- _Objective_
Transcribe the listing verbatim. Do not carry over any pictures.
— START OF Material for this exercise —
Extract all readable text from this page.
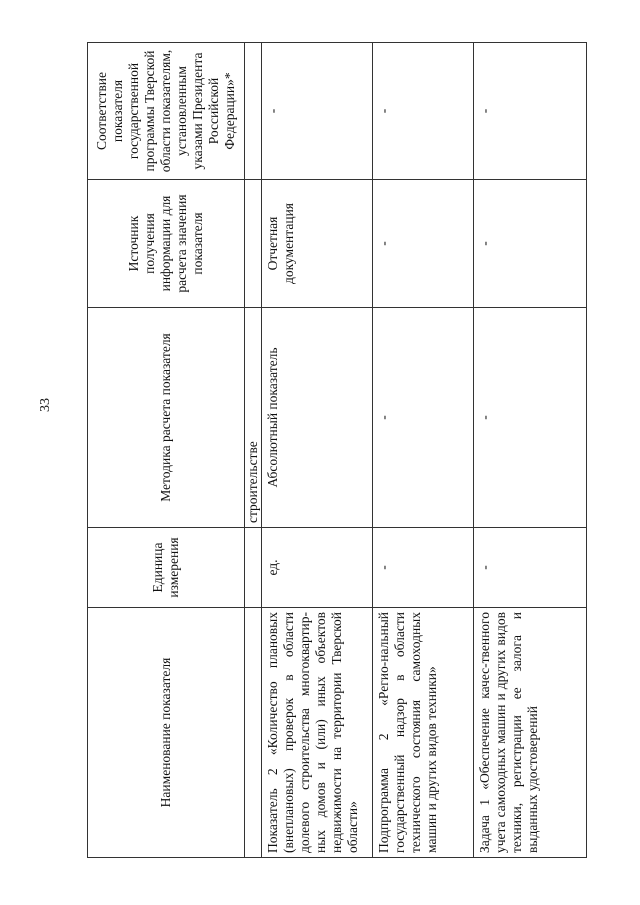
33
Наименование показателя	Единица измерения	Методика расчета показателя	Источник получения информации для расчета значения показателя	Соответствие показателя государственной программы Тверской области показателям, установленным указами Президента Российской Федерации»*
		строительстве		
Показатель 2 «Количество плановых (внеплановых) проверок в области долевого строительства многоквартир-ных домов и (или) иных объектов недвижимости на территории Тверской области»	ед.	Абсолютный показатель	Отчетная документация	-
Подпрограмма 2 «Регио-нальный государственный надзор в области технического состояния самоходных машин и других видов техники»	-	-	-	-
Задача 1 «Обеспечение качес-твенного учета самоходных машин и других видов техники, регистрации ее залога и выданных удостоверений	-	-	-	-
— END OF Material for this exercise —
- _The solution_
Extract all readable text from this page.
33
Наименование показателя	Единица измерения	Методика расчета показателя	Источник получения информации для расчета значения показателя	Соответствие показателя государственной программы Тверской области показателям, установленным указами Президента Российской Федерации»*
		строительстве		
Показатель 2 «Количество плановых (внеплановых) проверок в области долевого строительства многоквартир-ных домов и (или) иных объектов недвижимости на территории Тверской области»	ед.	Абсолютный показатель	Отчетная документация	-
Подпрограмма 2 «Регио-нальный государственный надзор в области технического состояния самоходных машин и других видов техники»	-	-	-	-
Задача 1 «Обеспечение качес-твенного учета самоходных машин и других видов техники, регистрации ее залога и выданных удостоверений	-	-	-	-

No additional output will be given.